-- start Data supplied --
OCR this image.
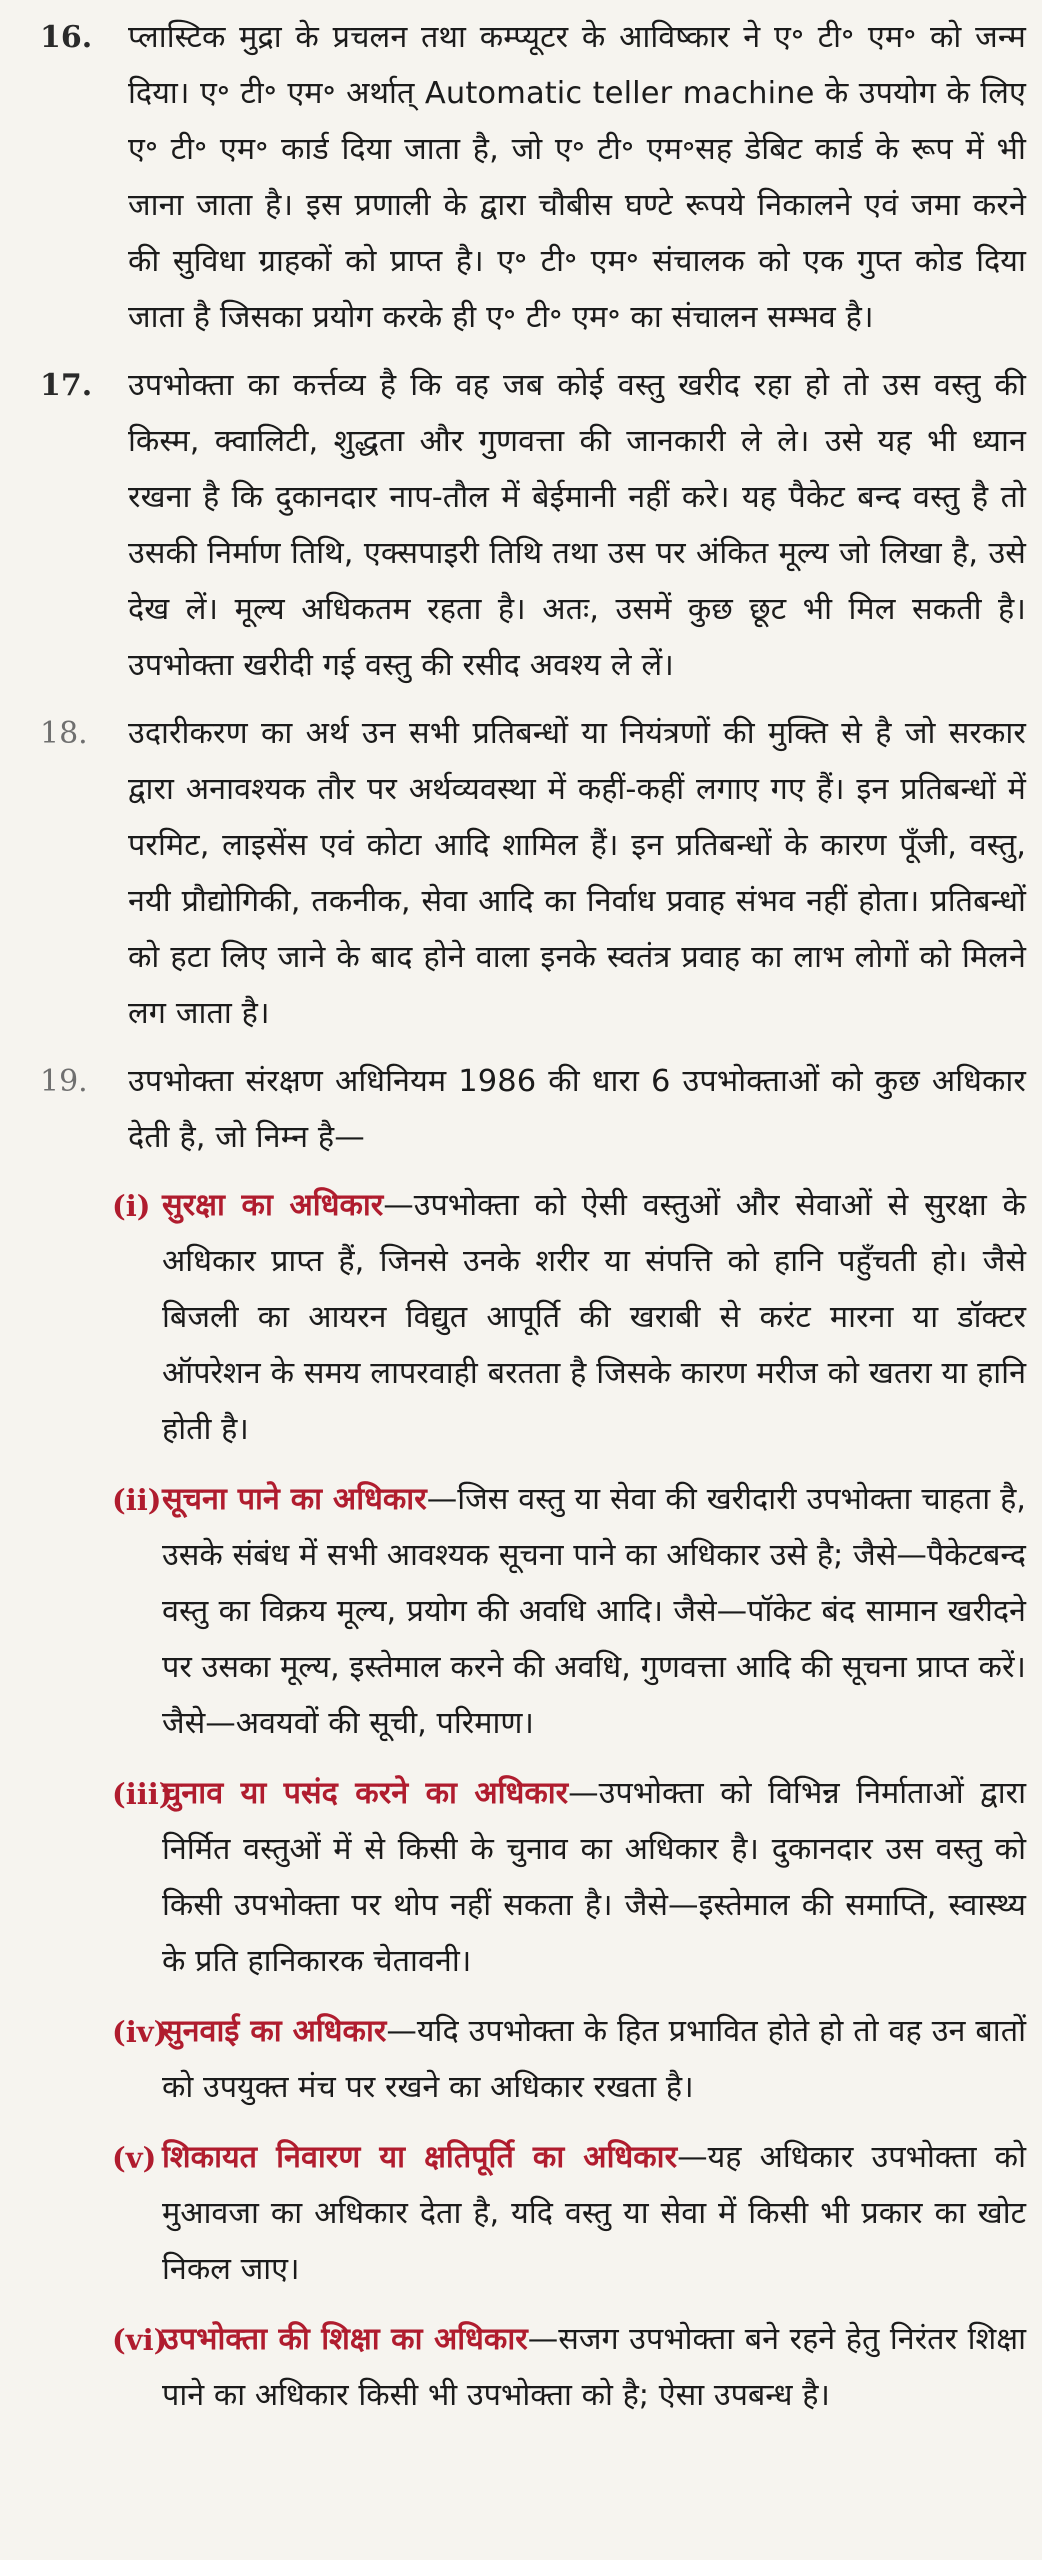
16.	प्लास्टिक मुद्रा के प्रचलन तथा कम्प्यूटर के आविष्कार ने ए॰ टी॰ एम॰ को जन्म दिया। ए॰ टी॰ एम॰ अर्थात् Automatic teller machine के उपयोग के लिए ए॰ टी॰ एम॰ कार्ड दिया जाता है, जो ए॰ टी॰ एम॰सह डेबिट कार्ड के रूप में भी जाना जाता है। इस प्रणाली के द्वारा चौबीस घण्टे रूपये निकालने एवं जमा करने की सुविधा ग्राहकों को प्राप्त है। ए॰ टी॰ एम॰ संचालक को एक गुप्त कोड दिया जाता है जिसका प्रयोग करके ही ए॰ टी॰ एम॰ का संचालन सम्भव है।
17.	उपभोक्ता का कर्त्तव्य है कि वह जब कोई वस्तु खरीद रहा हो तो उस वस्तु की किस्म, क्वालिटी, शुद्धता और गुणवत्ता की जानकारी ले ले। उसे यह भी ध्यान रखना है कि दुकानदार नाप-तौल में बेईमानी नहीं करे। यह पैकेट बन्द वस्तु है तो उसकी निर्माण तिथि, एक्सपाइरी तिथि तथा उस पर अंकित मूल्य जो लिखा है, उसे देख लें। मूल्य अधिकतम रहता है। अतः, उसमें कुछ छूट भी मिल सकती है। उपभोक्ता खरीदी गई वस्तु की रसीद अवश्य ले लें।
18.	उदारीकरण का अर्थ उन सभी प्रतिबन्धों या नियंत्रणों की मुक्ति से है जो सरकार द्वारा अनावश्यक तौर पर अर्थव्यवस्था में कहीं-कहीं लगाए गए हैं। इन प्रतिबन्धों में परमिट, लाइसेंस एवं कोटा आदि शामिल हैं। इन प्रतिबन्धों के कारण पूँजी, वस्तु, नयी प्रौद्योगिकी, तकनीक, सेवा आदि का निर्वाध प्रवाह संभव नहीं होता। प्रतिबन्धों को हटा लिए जाने के बाद होने वाला इनके स्वतंत्र प्रवाह का लाभ लोगों को मिलने लग जाता है।
19.	उपभोक्ता संरक्षण अधिनियम 1986 की धारा 6 उपभोक्ताओं को कुछ अधिकार देती है, जो निम्न है—
(i) सुरक्षा का अधिकार—उपभोक्ता को ऐसी वस्तुओं और सेवाओं से सुरक्षा के अधिकार प्राप्त हैं, जिनसे उनके शरीर या संपत्ति को हानि पहुँचती हो। जैसे बिजली का आयरन विद्युत आपूर्ति की खराबी से करंट मारना या डॉक्टर ऑपरेशन के समय लापरवाही बरतता है जिसके कारण मरीज को खतरा या हानि होती है।
(ii) सूचना पाने का अधिकार—जिस वस्तु या सेवा की खरीदारी उपभोक्ता चाहता है, उसके संबंध में सभी आवश्यक सूचना पाने का अधिकार उसे है; जैसे—पैकेटबन्द वस्तु का विक्रय मूल्य, प्रयोग की अवधि आदि। जैसे—पॉकेट बंद सामान खरीदने पर उसका मूल्य, इस्तेमाल करने की अवधि, गुणवत्ता आदि की सूचना प्राप्त करें। जैसे—अवयवों की सूची, परिमाण।
(iii)
चुनाव या पसंद करने का अधिकार—उपभोक्ता को विभिन्न निर्माताओं द्वारा निर्मित वस्तुओं में से किसी के चुनाव का अधिकार है। दुकानदार उस वस्तु को किसी उपभोक्ता पर थोप नहीं सकता है। जैसे—इस्तेमाल की समाप्ति, स्वास्थ्य के प्रति हानिकारक चेतावनी।
(iv)
सुनवाई का अधिकार—यदि उपभोक्ता के हित प्रभावित होते हो तो वह उन बातों को उपयुक्त मंच पर रखने का अधिकार रखता है।
(v) शिकायत निवारण या क्षतिपूर्ति का अधिकार—यह अधिकार उपभोक्ता को मुआवजा का अधिकार देता है, यदि वस्तु या सेवा में किसी भी प्रकार का खोट निकल जाए।
(vi)
उपभोक्ता की शिक्षा का अधिकार—सजग उपभोक्ता बने रहने हेतु निरंतर शिक्षा पाने का अधिकार किसी भी उपभोक्ता को है; ऐसा उपबन्ध है।
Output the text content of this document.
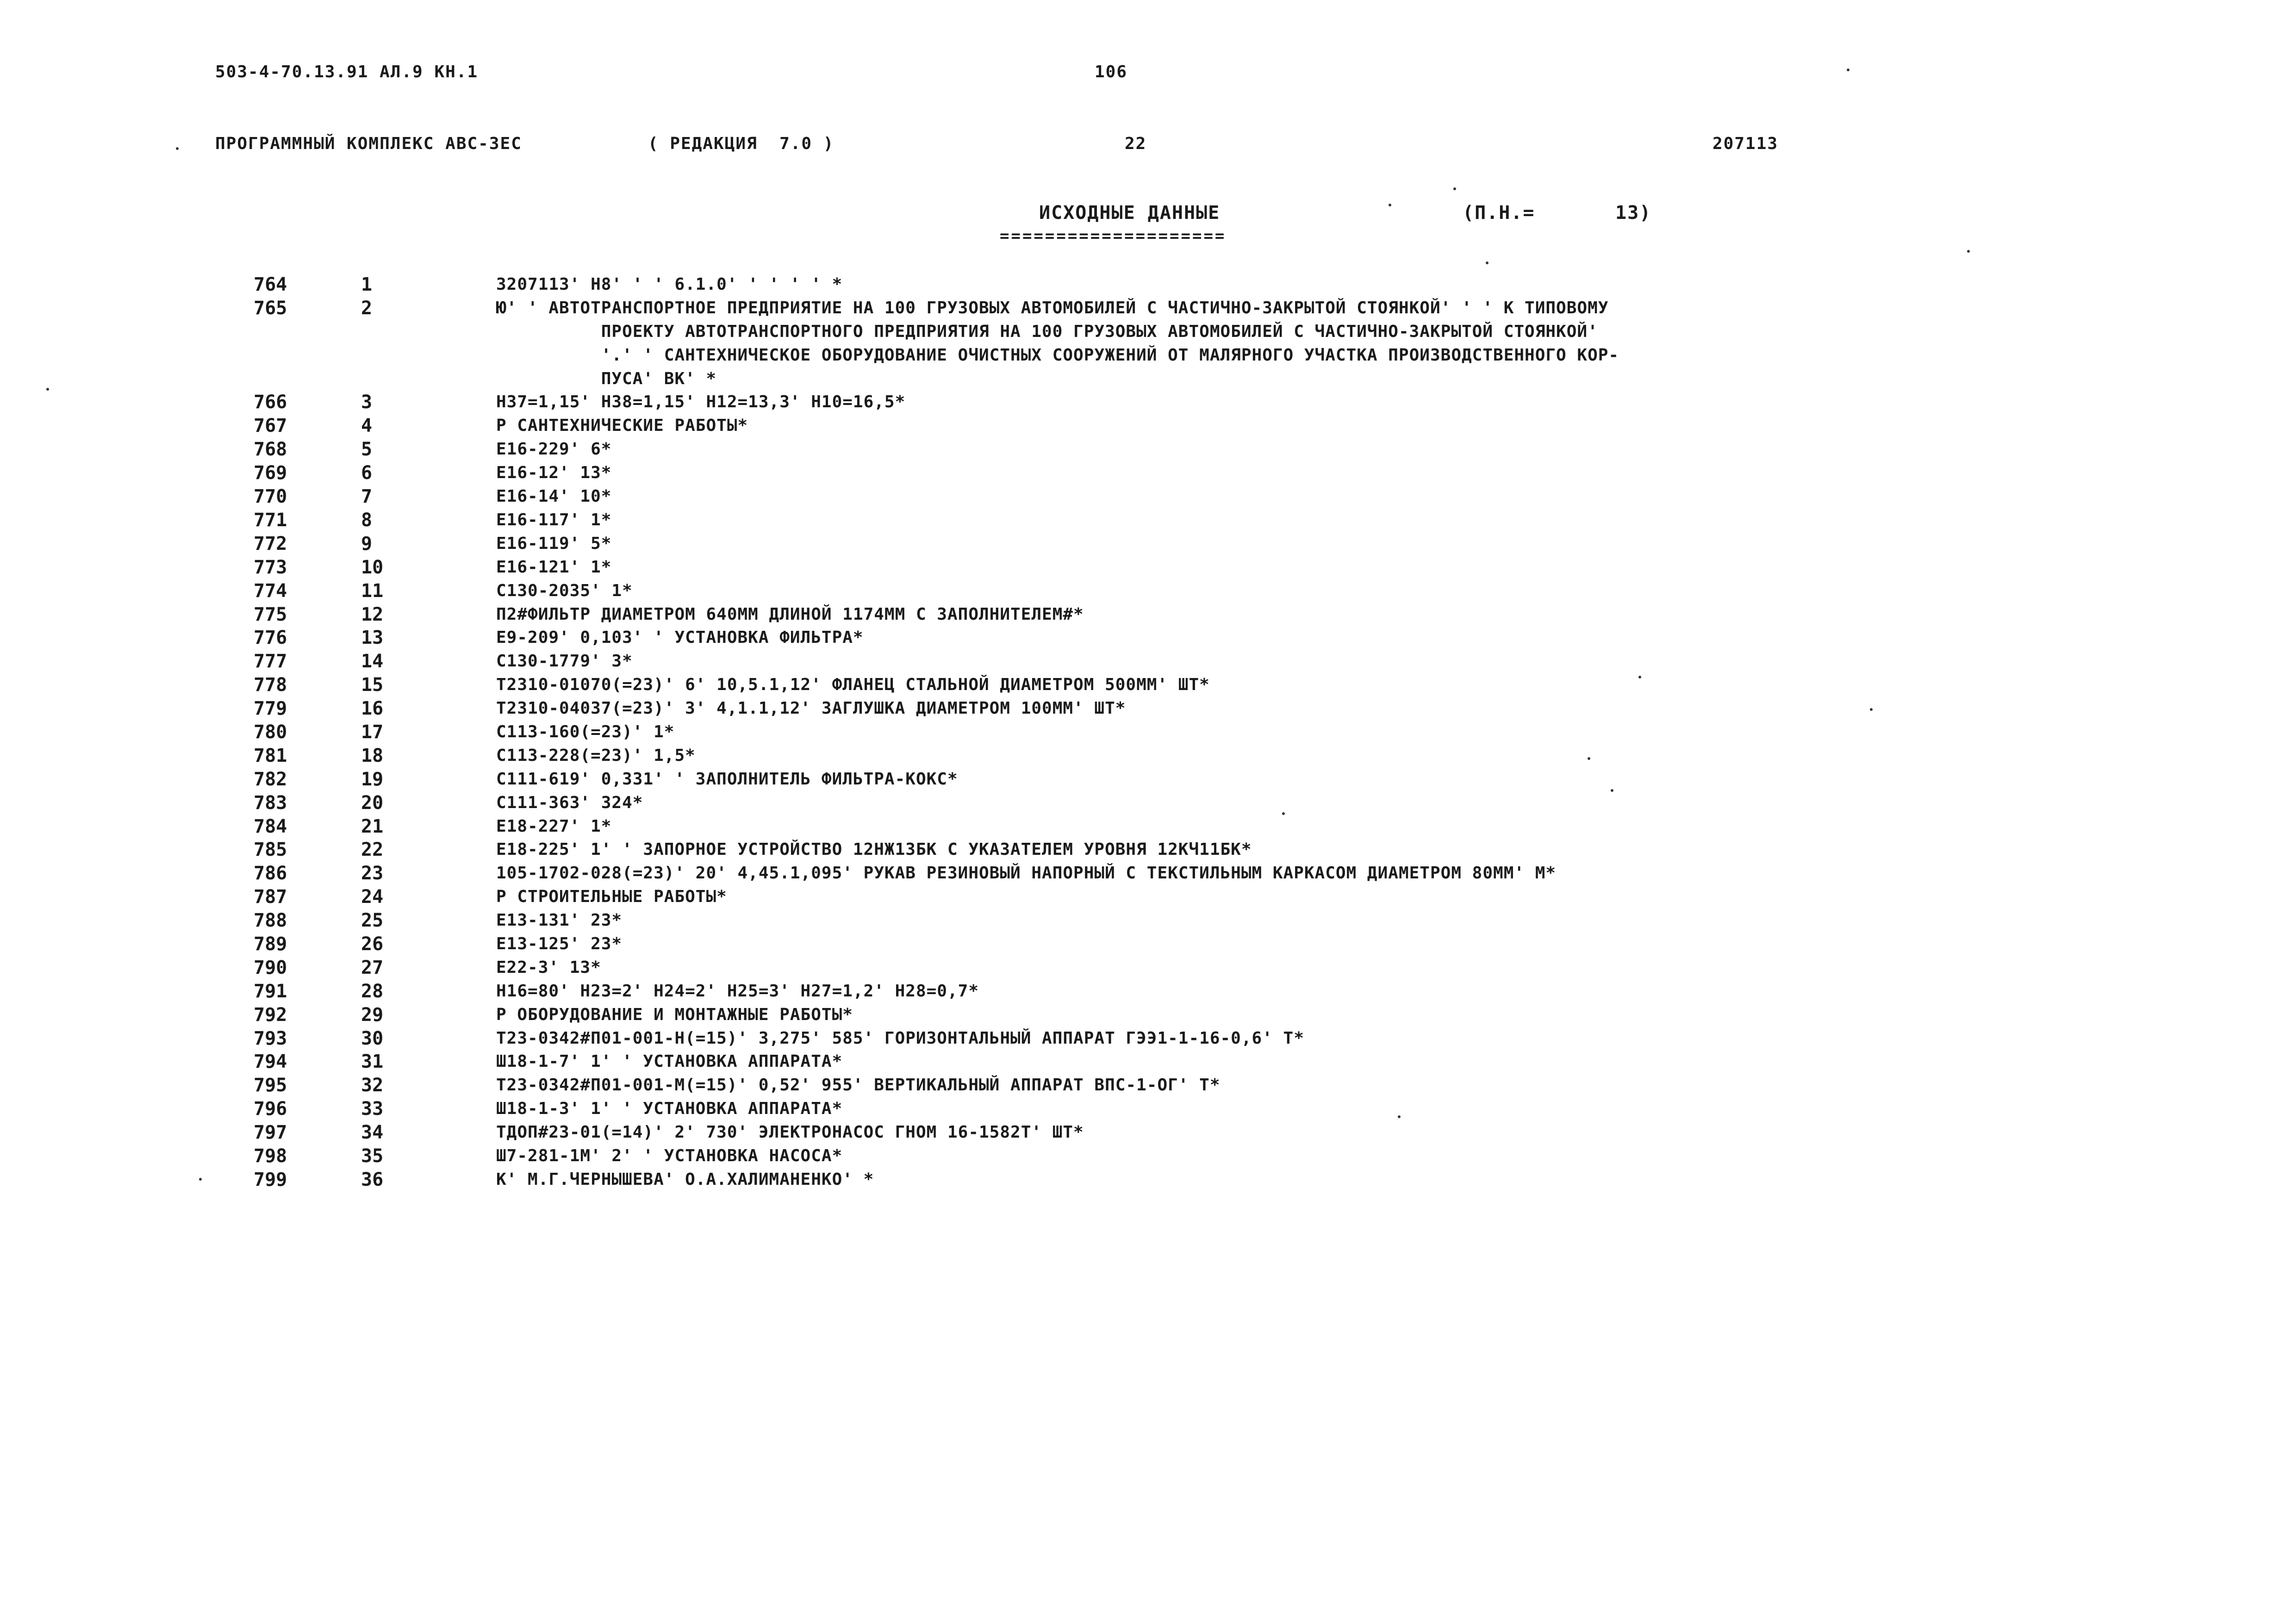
503-4-70.13.91 АЛ.9 КН.1	106
ПРОГРАММНЫЙ КОМПЛЕКС АВС-3ЕС	( РЕДАКЦИЯ  7.0 )	22	207113
ИСХОДНЫЕ ДАННЫЕ
====================
(П.Н.=	13)
764	1	3207113' Н8' ' ' 6.1.0' ' ' ' ' *
765	2	Ю' ' АВТОТРАНСПОРТНОЕ ПРЕДПРИЯТИЕ НА 100 ГРУЗОВЫХ АВТОМОБИЛЕЙ С ЧАСТИЧНО-ЗАКРЫТОЙ СТОЯНКОЙ' ' ' К ТИПОВОМУ
ПРОЕКТУ АВТОТРАНСПОРТНОГО ПРЕДПРИЯТИЯ НА 100 ГРУЗОВЫХ АВТОМОБИЛЕЙ С ЧАСТИЧНО-ЗАКРЫТОЙ СТОЯНКОЙ'
'.' ' САНТЕХНИЧЕСКОЕ ОБОРУДОВАНИЕ ОЧИСТНЫХ СООРУЖЕНИЙ ОТ МАЛЯРНОГО УЧАСТКА ПРОИЗВОДСТВЕННОГО КОР-
ПУСА' ВК' *
766	3	Н37=1,15' Н38=1,15' Н12=13,3' Н10=16,5*
767	4	Р САНТЕХНИЧЕСКИЕ РАБОТЫ*
768	5	Е16-229' 6*
769	6	Е16-12' 13*
770	7	Е16-14' 10*
771	8	Е16-117' 1*
772	9	Е16-119' 5*
773	10	Е16-121' 1*
774	11	С130-2035' 1*
775	12	П2#ФИЛЬТР ДИАМЕТРОМ 640ММ ДЛИНОЙ 1174ММ С ЗАПОЛНИТЕЛЕМ#*
776	13	Е9-209' 0,103' ' УСТАНОВКА ФИЛЬТРА*
777	14	С130-1779' 3*
778	15	Т2310-01070(=23)' 6' 10,5.1,12' ФЛАНЕЦ СТАЛЬНОЙ ДИАМЕТРОМ 500ММ' ШТ*
779	16	Т2310-04037(=23)' 3' 4,1.1,12' ЗАГЛУШКА ДИАМЕТРОМ 100ММ' ШТ*
780	17	С113-160(=23)' 1*
781	18	С113-228(=23)' 1,5*
782	19	С111-619' 0,331' ' ЗАПОЛНИТЕЛЬ ФИЛЬТРА-КОКС*
783	20	С111-363' 324*
784	21	Е18-227' 1*
785	22	Е18-225' 1' ' ЗАПОРНОЕ УСТРОЙСТВО 12НЖ13БК С УКАЗАТЕЛЕМ УРОВНЯ 12КЧ11БК*
786	23	105-1702-028(=23)' 20' 4,45.1,095' РУКАВ РЕЗИНОВЫЙ НАПОРНЫЙ С ТЕКСТИЛЬНЫМ КАРКАСОМ ДИАМЕТРОМ 80ММ' М*
787	24	Р СТРОИТЕЛЬНЫЕ РАБОТЫ*
788	25	Е13-131' 23*
789	26	Е13-125' 23*
790	27	Е22-3' 13*
791	28	Н16=80' Н23=2' Н24=2' Н25=3' Н27=1,2' Н28=0,7*
792	29	Р ОБОРУДОВАНИЕ И МОНТАЖНЫЕ РАБОТЫ*
793	30	Т23-0342#П01-001-Н(=15)' 3,275' 585' ГОРИЗОНТАЛЬНЫЙ АППАРАТ ГЭЭ1-1-16-0,6' Т*
794	31	Ш18-1-7' 1' ' УСТАНОВКА АППАРАТА*
795	32	Т23-0342#П01-001-М(=15)' 0,52' 955' ВЕРТИКАЛЬНЫЙ АППАРАТ ВПС-1-ОГ' Т*
796	33	Ш18-1-3' 1' ' УСТАНОВКА АППАРАТА*
797	34	ТДОП#23-01(=14)' 2' 730' ЭЛЕКТРОНАСОС ГНОМ 16-1582Т' ШТ*
798	35	Ш7-281-1М' 2' ' УСТАНОВКА НАСОСА*
799	36	К' М.Г.ЧЕРНЫШЕВА' О.А.ХАЛИМАНЕНКО' *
-- end Data supplied --
Objective
In the lines above, find each one with "ФИЛЬТРА" and list it.

Written solution
776	13	Е9-209' 0,103' ' УСТАНОВКА ФИЛЬТРА*
782	19	С111-619' 0,331' ' ЗАПОЛНИТЕЛЬ ФИЛЬТРА-КОКС*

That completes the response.